[Collected data entries]
** START **

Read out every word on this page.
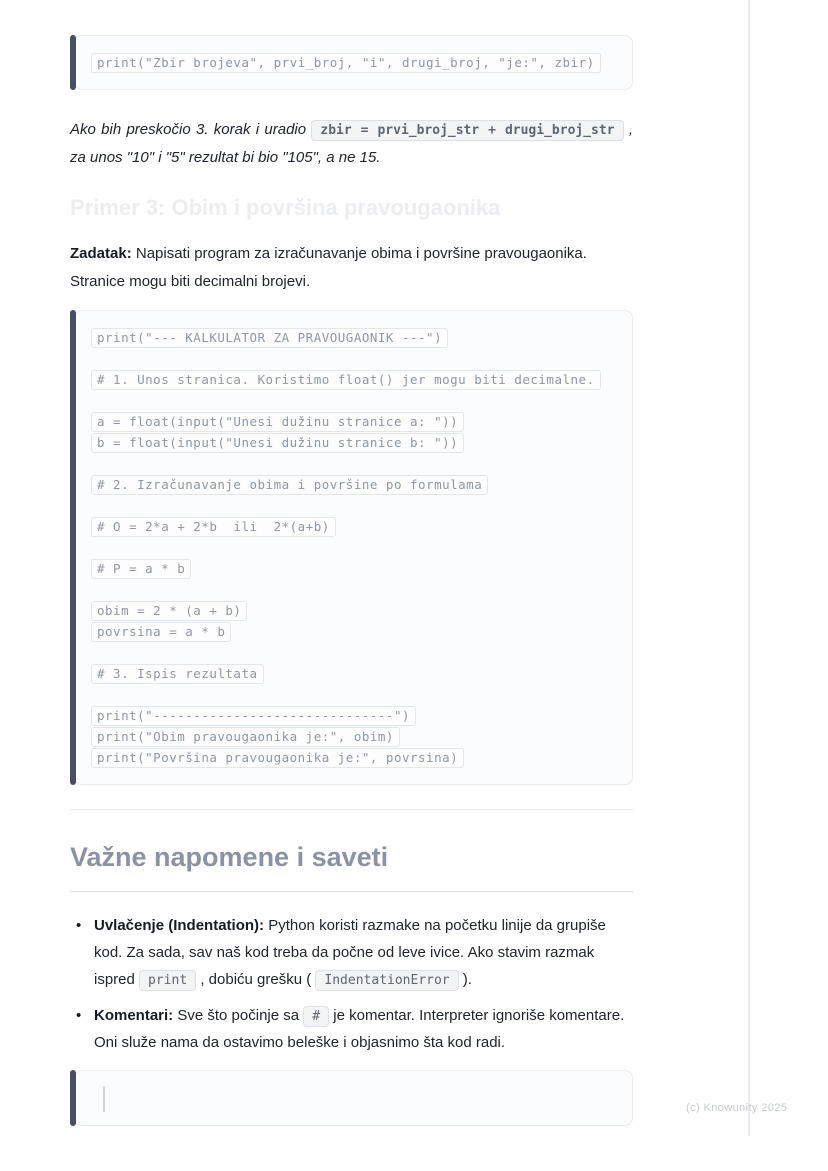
print("Zbir brojeva", prvi_broj, "i", drugi_broj, "je:", zbir)

Ako bih preskočio 3. korak i uradio zbir = prvi_broj_str + drugi_broj_str , za unos "10" i "5" rezultat bi bio "105", a ne 15.

Primer 3: Obim i površina pravougaonika

Zadatak: Napisati program za izračunavanje obima i površine pravougaonika. Stranice mogu biti decimalni brojevi.

print("--- KALKULATOR ZA PRAVOUGAONIK ---")
# 1. Unos stranica. Koristimo float() jer mogu biti decimalne.
a = float(input("Unesi dužinu stranice a: "))
b = float(input("Unesi dužinu stranice b: "))
# 2. Izračunavanje obima i površine po formulama
# O = 2*a + 2*b  ili  2*(a+b)
# P = a * b
obim = 2 * (a + b)
povrsina = a * b
# 3. Ispis rezultata
print("------------------------------")
print("Obim pravougaonika je:", obim)
print("Površina pravougaonika je:", povrsina)
Važne napomene i saveti
• Uvlačenje (Indentation): Python koristi razmake na početku linije da grupiše kod. Za sada, sav naš kod treba da počne od leve ivice. Ako stavim razmak ispred print , dobiću grešku ( IndentationError ).
• Komentari: Sve što počinje sa # je komentar. Interpreter ignoriše komentare. Oni služe nama da ostavimo beleške i objasnimo šta kod radi.
(c) Knowunity 2025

** END **

TASK DESCRIPTION → Transcribe every entry word for word, but omit the pictures.

OUTPUT →
Read out every word on this page.
print("Zbir brojeva", prvi_broj, "i", drugi_broj, "je:", zbir)

Ako bih preskočio 3. korak i uradio zbir = prvi_broj_str + drugi_broj_str , za unos "10" i "5" rezultat bi bio "105", a ne 15.

Primer 3: Obim i površina pravougaonika

Zadatak: Napisati program za izračunavanje obima i površine pravougaonika. Stranice mogu biti decimalni brojevi.

print("--- KALKULATOR ZA PRAVOUGAONIK ---")
# 1. Unos stranica. Koristimo float() jer mogu biti decimalne.
a = float(input("Unesi dužinu stranice a: "))
b = float(input("Unesi dužinu stranice b: "))
# 2. Izračunavanje obima i površine po formulama
# O = 2*a + 2*b  ili  2*(a+b)
# P = a * b
obim = 2 * (a + b)
povrsina = a * b
# 3. Ispis rezultata
print("------------------------------")
print("Obim pravougaonika je:", obim)
print("Površina pravougaonika je:", povrsina)
Važne napomene i saveti
• Uvlačenje (Indentation): Python koristi razmake na početku linije da grupiše kod. Za sada, sav naš kod treba da počne od leve ivice. Ako stavim razmak ispred print , dobiću grešku ( IndentationError ).
• Komentari: Sve što počinje sa # je komentar. Interpreter ignoriše komentare. Oni služe nama da ostavimo beleške i objasnimo šta kod radi.
(c) Knowunity 2025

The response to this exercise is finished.